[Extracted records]
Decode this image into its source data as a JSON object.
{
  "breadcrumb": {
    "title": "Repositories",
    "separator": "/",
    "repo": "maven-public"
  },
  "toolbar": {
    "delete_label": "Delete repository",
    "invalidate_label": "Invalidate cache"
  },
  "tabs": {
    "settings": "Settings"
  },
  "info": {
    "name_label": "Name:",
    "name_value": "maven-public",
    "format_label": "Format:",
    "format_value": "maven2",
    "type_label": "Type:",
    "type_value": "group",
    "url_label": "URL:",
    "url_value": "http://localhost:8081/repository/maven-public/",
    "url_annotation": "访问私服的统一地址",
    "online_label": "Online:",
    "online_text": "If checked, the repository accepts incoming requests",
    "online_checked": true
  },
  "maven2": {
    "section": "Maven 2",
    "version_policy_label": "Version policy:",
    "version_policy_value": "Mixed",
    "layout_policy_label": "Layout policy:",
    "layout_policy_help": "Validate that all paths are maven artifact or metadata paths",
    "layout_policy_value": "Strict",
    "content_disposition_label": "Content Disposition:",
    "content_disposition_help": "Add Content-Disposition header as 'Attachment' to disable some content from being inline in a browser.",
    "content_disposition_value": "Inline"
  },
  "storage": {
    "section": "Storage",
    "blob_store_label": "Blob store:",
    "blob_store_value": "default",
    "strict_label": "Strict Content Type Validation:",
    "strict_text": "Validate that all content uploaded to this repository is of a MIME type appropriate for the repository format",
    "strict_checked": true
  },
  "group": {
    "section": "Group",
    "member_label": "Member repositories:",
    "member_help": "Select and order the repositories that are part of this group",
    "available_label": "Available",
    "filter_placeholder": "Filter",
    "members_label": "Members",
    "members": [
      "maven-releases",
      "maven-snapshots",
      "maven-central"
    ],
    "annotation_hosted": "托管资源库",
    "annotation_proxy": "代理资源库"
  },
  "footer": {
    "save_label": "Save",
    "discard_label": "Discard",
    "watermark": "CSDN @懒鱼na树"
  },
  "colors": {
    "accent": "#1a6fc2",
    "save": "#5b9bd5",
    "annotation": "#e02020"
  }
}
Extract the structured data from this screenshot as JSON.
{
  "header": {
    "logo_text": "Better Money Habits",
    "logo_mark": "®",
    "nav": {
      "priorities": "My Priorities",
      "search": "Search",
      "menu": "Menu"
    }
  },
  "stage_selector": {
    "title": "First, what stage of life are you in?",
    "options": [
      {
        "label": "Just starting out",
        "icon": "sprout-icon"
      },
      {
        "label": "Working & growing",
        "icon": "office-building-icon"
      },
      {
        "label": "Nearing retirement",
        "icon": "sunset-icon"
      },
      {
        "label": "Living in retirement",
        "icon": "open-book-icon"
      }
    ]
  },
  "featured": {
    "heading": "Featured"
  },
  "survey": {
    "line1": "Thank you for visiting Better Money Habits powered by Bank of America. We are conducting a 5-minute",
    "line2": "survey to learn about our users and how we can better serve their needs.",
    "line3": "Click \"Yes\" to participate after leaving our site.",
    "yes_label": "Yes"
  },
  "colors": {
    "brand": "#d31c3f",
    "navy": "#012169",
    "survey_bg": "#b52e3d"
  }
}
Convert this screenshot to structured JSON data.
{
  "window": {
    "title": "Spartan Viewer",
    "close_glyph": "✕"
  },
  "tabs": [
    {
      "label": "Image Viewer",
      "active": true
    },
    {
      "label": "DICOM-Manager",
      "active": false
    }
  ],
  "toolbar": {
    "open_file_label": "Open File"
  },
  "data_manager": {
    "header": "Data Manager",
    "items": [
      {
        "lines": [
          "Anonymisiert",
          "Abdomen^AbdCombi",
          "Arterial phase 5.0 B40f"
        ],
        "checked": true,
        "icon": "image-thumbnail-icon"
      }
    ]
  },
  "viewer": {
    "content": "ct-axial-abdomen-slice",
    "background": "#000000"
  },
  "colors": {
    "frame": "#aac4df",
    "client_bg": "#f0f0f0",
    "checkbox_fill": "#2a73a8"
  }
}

● **EXERCISE DESCRIPTION**
Reproduce the complete set of lines precisely as supplied.

● **ANSWER TO THE TASK**
Decode this image into its source data as a JSON object.
{
  "breadcrumb": {
    "title": "Repositories",
    "separator": "/",
    "repo": "maven-public"
  },
  "toolbar": {
    "delete_label": "Delete repository",
    "invalidate_label": "Invalidate cache"
  },
  "tabs": {
    "settings": "Settings"
  },
  "info": {
    "name_label": "Name:",
    "name_value": "maven-public",
    "format_label": "Format:",
    "format_value": "maven2",
    "type_label": "Type:",
    "type_value": "group",
    "url_label": "URL:",
    "url_value": "http://localhost:8081/repository/maven-public/",
    "url_annotation": "访问私服的统一地址",
    "online_label": "Online:",
    "online_text": "If checked, the repository accepts incoming requests",
    "online_checked": true
  },
  "maven2": {
    "section": "Maven 2",
    "version_policy_label": "Version policy:",
    "version_policy_value": "Mixed",
    "layout_policy_label": "Layout policy:",
    "layout_policy_help": "Validate that all paths are maven artifact or metadata paths",
    "layout_policy_value": "Strict",
    "content_disposition_label": "Content Disposition:",
    "content_disposition_help": "Add Content-Disposition header as 'Attachment' to disable some content from being inline in a browser.",
    "content_disposition_value": "Inline"
  },
  "storage": {
    "section": "Storage",
    "blob_store_label": "Blob store:",
    "blob_store_value": "default",
    "strict_label": "Strict Content Type Validation:",
    "strict_text": "Validate that all content uploaded to this repository is of a MIME type appropriate for the repository format",
    "strict_checked": true
  },
  "group": {
    "section": "Group",
    "member_label": "Member repositories:",
    "member_help": "Select and order the repositories that are part of this group",
    "available_label": "Available",
    "filter_placeholder": "Filter",
    "members_label": "Members",
    "members": [
      "maven-releases",
      "maven-snapshots",
      "maven-central"
    ],
    "annotation_hosted": "托管资源库",
    "annotation_proxy": "代理资源库"
  },
  "footer": {
    "save_label": "Save",
    "discard_label": "Discard",
    "watermark": "CSDN @懒鱼na树"
  },
  "colors": {
    "accent": "#1a6fc2",
    "save": "#5b9bd5",
    "annotation": "#e02020"
  }
}
Extract the structured data from this screenshot as JSON.
{
  "header": {
    "logo_text": "Better Money Habits",
    "logo_mark": "®",
    "nav": {
      "priorities": "My Priorities",
      "search": "Search",
      "menu": "Menu"
    }
  },
  "stage_selector": {
    "title": "First, what stage of life are you in?",
    "options": [
      {
        "label": "Just starting out",
        "icon": "sprout-icon"
      },
      {
        "label": "Working & growing",
        "icon": "office-building-icon"
      },
      {
        "label": "Nearing retirement",
        "icon": "sunset-icon"
      },
      {
        "label": "Living in retirement",
        "icon": "open-book-icon"
      }
    ]
  },
  "featured": {
    "heading": "Featured"
  },
  "survey": {
    "line1": "Thank you for visiting Better Money Habits powered by Bank of America. We are conducting a 5-minute",
    "line2": "survey to learn about our users and how we can better serve their needs.",
    "line3": "Click \"Yes\" to participate after leaving our site.",
    "yes_label": "Yes"
  },
  "colors": {
    "brand": "#d31c3f",
    "navy": "#012169",
    "survey_bg": "#b52e3d"
  }
}
Convert this screenshot to structured JSON data.
{
  "window": {
    "title": "Spartan Viewer",
    "close_glyph": "✕"
  },
  "tabs": [
    {
      "label": "Image Viewer",
      "active": true
    },
    {
      "label": "DICOM-Manager",
      "active": false
    }
  ],
  "toolbar": {
    "open_file_label": "Open File"
  },
  "data_manager": {
    "header": "Data Manager",
    "items": [
      {
        "lines": [
          "Anonymisiert",
          "Abdomen^AbdCombi",
          "Arterial phase 5.0 B40f"
        ],
        "checked": true,
        "icon": "image-thumbnail-icon"
      }
    ]
  },
  "viewer": {
    "content": "ct-axial-abdomen-slice",
    "background": "#000000"
  },
  "colors": {
    "frame": "#aac4df",
    "client_bg": "#f0f0f0",
    "checkbox_fill": "#2a73a8"
  }
}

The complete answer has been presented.